Stated exercise: Find out how many lines of the material contain the string "title" and give only that figure.

Records shown:
..............................

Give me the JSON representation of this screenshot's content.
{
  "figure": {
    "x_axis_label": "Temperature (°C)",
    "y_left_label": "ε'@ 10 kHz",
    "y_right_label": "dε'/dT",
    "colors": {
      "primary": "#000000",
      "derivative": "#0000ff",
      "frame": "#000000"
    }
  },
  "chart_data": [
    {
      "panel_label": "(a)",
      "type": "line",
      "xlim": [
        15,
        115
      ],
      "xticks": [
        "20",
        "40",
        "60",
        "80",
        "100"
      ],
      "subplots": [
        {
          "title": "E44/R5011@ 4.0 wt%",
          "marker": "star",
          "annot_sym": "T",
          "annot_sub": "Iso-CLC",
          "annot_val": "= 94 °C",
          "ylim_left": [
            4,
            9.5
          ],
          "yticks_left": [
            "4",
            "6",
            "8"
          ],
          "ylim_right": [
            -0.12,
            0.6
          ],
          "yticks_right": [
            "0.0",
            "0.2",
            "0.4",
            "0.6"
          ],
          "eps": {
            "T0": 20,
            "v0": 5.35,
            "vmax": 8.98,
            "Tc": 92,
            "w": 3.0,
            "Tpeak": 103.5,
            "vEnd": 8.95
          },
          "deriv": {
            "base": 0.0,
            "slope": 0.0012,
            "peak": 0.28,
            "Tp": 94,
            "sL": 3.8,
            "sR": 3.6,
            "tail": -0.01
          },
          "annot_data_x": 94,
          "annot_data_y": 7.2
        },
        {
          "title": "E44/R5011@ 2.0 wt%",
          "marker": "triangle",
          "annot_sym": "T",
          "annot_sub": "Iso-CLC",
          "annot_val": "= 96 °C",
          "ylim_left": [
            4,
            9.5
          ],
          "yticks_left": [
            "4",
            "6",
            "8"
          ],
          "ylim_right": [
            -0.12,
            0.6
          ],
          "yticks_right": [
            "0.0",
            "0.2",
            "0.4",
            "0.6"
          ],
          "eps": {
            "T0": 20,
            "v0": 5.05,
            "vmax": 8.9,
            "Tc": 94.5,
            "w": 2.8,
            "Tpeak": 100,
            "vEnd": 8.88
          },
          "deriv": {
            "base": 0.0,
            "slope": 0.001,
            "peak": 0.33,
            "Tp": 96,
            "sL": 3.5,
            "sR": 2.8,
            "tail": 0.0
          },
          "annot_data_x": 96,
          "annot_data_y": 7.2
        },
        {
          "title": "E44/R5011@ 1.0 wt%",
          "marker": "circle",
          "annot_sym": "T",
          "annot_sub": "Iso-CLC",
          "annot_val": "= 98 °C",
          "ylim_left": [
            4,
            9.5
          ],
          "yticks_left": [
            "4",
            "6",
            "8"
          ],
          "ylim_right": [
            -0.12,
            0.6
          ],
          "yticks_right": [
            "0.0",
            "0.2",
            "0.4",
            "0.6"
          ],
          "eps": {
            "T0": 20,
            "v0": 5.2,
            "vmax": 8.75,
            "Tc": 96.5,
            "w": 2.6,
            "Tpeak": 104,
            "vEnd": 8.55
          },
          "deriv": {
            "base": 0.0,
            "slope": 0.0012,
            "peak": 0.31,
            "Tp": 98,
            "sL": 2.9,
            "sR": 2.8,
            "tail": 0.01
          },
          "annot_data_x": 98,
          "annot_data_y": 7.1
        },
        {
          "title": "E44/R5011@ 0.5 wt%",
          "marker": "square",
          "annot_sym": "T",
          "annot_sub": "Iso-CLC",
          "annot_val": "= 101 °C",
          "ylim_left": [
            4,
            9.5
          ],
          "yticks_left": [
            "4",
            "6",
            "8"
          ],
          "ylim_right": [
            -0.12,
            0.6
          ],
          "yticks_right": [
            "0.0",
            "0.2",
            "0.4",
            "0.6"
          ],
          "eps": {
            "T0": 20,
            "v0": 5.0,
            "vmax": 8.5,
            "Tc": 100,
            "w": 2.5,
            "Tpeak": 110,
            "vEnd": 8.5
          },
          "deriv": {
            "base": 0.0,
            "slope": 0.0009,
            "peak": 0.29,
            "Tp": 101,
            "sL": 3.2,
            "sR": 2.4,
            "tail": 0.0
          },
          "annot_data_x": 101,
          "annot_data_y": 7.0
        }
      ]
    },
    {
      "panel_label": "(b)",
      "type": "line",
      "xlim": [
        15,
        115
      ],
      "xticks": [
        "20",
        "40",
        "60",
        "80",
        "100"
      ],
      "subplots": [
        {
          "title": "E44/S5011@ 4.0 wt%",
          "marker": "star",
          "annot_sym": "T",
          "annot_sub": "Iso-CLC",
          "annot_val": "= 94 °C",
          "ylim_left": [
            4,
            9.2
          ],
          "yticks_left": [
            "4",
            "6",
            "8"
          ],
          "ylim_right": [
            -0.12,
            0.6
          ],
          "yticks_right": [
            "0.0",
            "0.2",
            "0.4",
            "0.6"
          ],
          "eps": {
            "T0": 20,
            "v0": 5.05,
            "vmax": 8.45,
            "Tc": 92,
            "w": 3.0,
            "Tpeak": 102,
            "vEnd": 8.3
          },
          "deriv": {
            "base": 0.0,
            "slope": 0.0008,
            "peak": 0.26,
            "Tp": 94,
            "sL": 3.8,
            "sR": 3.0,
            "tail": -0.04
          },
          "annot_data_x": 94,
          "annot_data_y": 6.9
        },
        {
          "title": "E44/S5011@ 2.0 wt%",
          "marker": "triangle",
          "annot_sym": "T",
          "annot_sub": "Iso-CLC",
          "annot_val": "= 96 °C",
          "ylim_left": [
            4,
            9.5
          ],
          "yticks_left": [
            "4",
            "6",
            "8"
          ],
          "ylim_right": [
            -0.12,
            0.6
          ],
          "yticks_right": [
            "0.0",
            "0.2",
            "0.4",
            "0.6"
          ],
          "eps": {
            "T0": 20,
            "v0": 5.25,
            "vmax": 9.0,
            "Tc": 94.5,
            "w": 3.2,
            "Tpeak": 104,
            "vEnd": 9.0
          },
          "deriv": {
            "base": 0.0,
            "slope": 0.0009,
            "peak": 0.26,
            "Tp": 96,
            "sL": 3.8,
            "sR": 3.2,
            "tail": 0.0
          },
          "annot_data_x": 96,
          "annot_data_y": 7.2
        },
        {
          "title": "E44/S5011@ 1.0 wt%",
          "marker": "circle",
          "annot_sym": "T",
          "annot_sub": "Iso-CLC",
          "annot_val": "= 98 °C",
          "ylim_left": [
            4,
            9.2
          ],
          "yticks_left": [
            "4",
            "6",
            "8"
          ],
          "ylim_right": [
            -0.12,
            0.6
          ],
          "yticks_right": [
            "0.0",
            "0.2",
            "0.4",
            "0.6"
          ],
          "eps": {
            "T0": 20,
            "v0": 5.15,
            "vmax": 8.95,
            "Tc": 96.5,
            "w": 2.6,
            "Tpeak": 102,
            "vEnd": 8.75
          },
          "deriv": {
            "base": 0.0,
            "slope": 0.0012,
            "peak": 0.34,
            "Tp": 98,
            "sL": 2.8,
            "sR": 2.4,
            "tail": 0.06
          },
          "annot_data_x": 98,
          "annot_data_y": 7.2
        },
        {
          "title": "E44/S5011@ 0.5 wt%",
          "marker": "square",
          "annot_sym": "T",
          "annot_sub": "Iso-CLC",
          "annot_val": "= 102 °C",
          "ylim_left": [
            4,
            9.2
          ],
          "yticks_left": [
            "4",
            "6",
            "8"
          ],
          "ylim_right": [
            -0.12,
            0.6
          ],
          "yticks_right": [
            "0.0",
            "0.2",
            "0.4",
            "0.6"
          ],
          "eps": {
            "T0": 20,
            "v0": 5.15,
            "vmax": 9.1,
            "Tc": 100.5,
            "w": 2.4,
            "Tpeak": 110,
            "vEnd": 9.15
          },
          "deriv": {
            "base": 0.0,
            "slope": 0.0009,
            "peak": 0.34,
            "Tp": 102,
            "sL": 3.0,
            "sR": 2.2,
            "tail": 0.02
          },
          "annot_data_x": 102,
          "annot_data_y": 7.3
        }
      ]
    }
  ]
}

..............................

Exercise solution: 8